-- ASSIGNMENT --
Filter these records by the string "Upgrade", copying each line that holds it.
(PROVIDED ENTRIES begins)
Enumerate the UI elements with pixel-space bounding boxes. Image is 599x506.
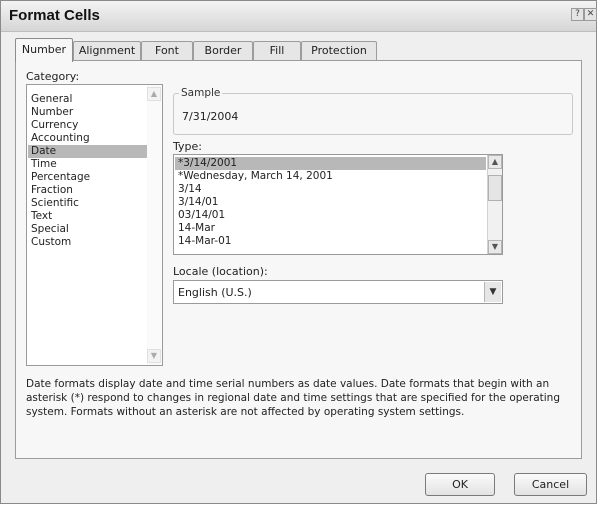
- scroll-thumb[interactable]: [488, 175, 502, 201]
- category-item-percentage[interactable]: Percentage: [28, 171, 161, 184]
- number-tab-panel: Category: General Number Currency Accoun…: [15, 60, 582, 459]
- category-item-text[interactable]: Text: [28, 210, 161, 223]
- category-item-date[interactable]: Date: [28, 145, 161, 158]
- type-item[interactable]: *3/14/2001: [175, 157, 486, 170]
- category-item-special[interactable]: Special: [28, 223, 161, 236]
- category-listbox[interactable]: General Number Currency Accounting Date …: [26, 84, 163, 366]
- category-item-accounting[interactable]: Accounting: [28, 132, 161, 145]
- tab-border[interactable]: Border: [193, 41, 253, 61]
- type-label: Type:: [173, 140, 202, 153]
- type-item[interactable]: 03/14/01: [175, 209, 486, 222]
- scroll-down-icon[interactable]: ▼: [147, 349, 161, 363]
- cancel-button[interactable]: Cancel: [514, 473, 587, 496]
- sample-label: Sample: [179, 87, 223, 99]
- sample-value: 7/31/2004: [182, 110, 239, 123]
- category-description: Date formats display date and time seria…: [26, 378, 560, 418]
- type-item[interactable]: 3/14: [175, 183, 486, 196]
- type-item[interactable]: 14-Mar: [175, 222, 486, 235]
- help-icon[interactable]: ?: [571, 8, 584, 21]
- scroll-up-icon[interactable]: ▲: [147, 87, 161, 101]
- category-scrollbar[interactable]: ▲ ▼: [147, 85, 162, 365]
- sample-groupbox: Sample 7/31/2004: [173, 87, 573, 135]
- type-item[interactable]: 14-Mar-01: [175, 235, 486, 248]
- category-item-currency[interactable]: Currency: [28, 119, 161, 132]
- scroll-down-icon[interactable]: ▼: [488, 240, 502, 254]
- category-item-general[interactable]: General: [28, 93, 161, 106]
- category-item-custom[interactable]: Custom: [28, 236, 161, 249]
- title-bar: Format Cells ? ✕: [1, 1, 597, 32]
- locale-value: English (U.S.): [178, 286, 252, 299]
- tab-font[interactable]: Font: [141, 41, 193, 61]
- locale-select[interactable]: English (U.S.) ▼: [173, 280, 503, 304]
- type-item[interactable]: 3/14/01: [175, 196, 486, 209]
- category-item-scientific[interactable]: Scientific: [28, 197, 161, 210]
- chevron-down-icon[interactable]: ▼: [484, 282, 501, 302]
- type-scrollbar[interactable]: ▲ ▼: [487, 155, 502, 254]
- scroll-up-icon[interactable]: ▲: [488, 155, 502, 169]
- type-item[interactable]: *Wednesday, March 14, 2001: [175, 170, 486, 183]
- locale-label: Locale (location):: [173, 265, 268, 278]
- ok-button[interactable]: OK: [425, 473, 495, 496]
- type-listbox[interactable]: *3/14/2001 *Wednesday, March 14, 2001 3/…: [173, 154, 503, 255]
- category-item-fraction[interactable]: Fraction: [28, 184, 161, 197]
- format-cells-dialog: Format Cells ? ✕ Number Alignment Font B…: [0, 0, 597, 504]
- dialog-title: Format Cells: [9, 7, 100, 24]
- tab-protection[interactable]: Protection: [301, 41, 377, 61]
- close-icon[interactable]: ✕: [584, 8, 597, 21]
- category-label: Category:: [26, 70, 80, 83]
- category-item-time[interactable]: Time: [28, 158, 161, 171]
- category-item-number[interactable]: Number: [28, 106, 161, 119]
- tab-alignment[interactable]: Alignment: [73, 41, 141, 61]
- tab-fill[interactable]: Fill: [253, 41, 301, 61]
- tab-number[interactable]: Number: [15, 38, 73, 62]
(PROVIDED ENTRIES ends)
(PROVIDED ENTRIES begins)
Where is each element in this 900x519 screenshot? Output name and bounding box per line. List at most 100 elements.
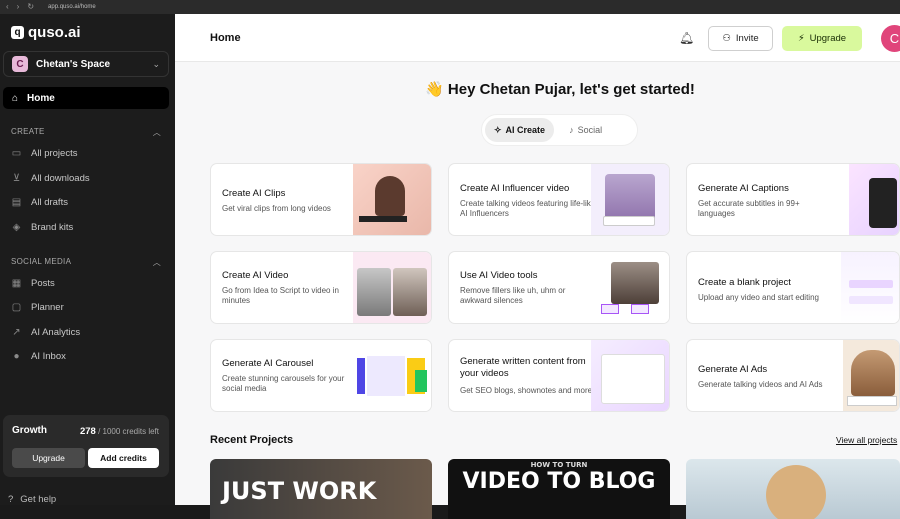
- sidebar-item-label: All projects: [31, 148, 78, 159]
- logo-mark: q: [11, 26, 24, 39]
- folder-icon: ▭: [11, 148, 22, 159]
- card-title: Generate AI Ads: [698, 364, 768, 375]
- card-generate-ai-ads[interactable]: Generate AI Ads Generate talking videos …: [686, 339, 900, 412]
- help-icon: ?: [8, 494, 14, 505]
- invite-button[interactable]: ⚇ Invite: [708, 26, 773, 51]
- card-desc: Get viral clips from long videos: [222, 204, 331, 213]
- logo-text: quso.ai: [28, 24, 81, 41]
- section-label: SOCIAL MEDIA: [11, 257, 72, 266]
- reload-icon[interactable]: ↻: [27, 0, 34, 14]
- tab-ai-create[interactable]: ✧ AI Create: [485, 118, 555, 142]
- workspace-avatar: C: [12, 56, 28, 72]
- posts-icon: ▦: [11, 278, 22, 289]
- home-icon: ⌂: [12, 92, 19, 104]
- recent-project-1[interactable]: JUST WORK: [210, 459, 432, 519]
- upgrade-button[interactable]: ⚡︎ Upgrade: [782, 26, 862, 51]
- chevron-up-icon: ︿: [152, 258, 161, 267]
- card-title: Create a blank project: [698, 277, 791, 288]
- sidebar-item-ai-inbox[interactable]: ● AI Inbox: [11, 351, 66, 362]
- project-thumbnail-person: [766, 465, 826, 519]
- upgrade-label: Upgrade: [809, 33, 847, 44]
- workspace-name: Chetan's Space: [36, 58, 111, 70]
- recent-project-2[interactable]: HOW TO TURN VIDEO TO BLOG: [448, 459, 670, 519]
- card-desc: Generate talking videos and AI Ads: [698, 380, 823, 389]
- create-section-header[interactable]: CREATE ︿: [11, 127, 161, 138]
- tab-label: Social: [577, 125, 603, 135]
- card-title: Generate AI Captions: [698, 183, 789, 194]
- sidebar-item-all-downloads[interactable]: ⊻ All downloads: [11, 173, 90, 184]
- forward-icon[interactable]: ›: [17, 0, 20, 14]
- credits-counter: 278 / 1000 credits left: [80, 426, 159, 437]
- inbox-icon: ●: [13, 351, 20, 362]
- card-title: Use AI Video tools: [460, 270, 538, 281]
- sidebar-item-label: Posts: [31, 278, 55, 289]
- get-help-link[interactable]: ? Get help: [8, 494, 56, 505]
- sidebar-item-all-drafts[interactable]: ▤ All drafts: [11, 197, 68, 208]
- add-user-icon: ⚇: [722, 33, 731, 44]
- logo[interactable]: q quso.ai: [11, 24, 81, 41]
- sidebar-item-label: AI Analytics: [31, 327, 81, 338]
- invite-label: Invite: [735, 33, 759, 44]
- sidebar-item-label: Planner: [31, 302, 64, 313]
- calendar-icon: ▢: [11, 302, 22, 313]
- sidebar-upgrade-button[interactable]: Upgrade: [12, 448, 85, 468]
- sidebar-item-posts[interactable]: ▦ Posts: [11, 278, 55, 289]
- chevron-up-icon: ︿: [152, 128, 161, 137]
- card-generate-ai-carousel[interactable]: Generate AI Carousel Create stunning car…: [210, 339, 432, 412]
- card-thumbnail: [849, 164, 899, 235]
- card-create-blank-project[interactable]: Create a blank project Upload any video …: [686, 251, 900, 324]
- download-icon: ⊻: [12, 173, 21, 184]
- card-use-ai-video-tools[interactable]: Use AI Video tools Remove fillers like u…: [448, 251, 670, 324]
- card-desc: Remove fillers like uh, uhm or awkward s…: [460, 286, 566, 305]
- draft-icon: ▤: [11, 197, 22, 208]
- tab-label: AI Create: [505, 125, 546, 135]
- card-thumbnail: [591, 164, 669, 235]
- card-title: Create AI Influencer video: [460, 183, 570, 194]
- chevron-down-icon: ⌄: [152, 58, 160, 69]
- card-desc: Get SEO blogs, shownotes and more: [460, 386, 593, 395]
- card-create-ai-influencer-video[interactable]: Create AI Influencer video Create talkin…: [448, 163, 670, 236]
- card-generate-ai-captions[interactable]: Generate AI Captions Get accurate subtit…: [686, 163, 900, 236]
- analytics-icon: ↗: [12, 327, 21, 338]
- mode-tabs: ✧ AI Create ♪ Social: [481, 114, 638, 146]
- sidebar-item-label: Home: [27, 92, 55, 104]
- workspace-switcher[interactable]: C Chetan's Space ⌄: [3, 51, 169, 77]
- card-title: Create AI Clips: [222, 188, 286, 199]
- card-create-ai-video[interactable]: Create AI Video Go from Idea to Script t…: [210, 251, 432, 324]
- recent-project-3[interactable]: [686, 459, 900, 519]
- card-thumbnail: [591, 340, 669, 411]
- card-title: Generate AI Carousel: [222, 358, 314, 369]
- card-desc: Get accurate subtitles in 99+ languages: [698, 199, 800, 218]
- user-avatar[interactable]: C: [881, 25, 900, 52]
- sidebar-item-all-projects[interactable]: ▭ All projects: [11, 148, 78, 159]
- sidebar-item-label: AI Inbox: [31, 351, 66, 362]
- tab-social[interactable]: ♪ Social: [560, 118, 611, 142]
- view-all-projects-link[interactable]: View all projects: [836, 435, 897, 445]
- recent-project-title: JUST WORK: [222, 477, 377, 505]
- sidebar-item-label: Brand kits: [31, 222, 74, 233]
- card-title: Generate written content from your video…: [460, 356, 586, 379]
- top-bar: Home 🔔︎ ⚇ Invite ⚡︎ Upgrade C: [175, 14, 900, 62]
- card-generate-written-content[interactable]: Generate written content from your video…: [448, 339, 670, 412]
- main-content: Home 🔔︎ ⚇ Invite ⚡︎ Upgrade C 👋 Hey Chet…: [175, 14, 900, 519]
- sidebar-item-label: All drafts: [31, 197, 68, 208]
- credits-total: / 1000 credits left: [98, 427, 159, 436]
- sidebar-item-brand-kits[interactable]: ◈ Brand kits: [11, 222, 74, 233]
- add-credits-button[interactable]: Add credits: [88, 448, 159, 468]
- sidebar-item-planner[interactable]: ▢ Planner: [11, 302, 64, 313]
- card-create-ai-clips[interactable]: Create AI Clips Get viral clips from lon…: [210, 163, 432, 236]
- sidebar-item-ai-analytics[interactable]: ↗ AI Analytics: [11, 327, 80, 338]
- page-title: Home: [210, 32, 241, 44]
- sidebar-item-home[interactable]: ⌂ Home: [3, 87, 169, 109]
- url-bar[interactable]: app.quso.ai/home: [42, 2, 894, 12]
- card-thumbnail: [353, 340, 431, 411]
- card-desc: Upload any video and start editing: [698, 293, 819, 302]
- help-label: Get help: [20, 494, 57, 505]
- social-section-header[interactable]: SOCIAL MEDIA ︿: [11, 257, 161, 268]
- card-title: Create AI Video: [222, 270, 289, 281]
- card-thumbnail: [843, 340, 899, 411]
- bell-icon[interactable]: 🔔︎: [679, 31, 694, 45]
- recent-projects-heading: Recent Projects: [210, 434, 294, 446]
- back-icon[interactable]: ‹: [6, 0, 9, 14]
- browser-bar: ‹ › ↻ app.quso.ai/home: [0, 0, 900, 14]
(PROVIDED ENTRIES ends)
-- RESULT FOR THIS TASK --
- upgrade-button[interactable]: ⚡︎ Upgrade: [782, 26, 862, 51]
- upgrade-label: Upgrade: [809, 33, 847, 44]
- sidebar-upgrade-button[interactable]: Upgrade: [12, 448, 85, 468]
- top-bar: Home 🔔︎ ⚇ Invite ⚡︎ Upgrade C: [175, 14, 900, 62]
- main-content: Home 🔔︎ ⚇ Invite ⚡︎ Upgrade C 👋 Hey Chet…: [175, 14, 900, 519]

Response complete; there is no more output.